§ PROBLEM REQUIREMENTS:
From the entries below, copy out every line with "одиницю" in it.

[Collected data entries]
- - - - - - -

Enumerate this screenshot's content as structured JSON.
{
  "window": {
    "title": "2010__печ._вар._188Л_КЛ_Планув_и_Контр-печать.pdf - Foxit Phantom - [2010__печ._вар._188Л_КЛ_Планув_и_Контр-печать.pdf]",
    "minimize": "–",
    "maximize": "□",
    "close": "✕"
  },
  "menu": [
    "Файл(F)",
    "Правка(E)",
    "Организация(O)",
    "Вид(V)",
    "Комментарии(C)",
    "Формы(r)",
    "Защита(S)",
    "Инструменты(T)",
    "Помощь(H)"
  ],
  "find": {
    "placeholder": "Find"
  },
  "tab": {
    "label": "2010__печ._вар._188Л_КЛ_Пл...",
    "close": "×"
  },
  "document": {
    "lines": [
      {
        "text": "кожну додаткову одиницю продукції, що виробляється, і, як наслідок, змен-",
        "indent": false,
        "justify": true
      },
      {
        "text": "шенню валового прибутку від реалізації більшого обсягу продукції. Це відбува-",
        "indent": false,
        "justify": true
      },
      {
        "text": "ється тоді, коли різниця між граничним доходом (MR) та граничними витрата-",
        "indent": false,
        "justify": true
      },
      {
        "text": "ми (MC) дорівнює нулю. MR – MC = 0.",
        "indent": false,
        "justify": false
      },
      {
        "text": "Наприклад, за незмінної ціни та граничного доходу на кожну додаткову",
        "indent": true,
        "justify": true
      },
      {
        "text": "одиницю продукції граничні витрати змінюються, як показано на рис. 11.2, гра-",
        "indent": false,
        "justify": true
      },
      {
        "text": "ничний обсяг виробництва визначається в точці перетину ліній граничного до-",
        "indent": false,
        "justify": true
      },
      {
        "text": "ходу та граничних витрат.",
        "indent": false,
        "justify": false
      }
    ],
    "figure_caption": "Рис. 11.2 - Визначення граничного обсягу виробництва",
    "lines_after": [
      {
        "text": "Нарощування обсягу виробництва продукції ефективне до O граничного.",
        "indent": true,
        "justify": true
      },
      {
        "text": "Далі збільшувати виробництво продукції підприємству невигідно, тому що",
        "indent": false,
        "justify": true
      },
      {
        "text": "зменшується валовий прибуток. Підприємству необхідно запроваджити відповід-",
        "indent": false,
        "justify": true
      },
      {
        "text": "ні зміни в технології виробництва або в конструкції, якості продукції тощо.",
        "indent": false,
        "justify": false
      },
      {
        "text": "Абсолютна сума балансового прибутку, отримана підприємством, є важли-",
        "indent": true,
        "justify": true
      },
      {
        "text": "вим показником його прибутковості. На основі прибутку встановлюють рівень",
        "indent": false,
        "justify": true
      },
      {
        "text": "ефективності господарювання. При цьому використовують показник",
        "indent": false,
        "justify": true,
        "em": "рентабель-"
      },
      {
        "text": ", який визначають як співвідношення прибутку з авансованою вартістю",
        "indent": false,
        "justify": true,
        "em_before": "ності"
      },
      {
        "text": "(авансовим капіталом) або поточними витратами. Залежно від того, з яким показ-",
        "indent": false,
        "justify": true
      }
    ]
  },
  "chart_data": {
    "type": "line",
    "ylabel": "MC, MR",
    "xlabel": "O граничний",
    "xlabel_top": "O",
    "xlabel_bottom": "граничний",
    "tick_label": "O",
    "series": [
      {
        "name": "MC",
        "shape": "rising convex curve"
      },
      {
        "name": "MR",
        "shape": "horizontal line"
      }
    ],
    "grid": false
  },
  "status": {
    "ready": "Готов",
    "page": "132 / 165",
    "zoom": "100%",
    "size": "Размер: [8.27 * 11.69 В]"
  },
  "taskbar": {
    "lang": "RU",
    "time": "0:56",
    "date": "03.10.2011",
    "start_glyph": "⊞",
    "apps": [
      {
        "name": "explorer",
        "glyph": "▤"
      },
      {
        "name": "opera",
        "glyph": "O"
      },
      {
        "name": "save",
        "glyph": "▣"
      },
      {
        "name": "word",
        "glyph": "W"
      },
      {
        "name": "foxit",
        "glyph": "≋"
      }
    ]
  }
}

- - - - - - -

§ OUTPUT:
        "text": "кожну додаткову одиницю продукції, що виробляється, і, як наслідок, змен-",
        "text": "одиницю продукції граничні витрати змінюються, як показано на рис. 11.2, гра-",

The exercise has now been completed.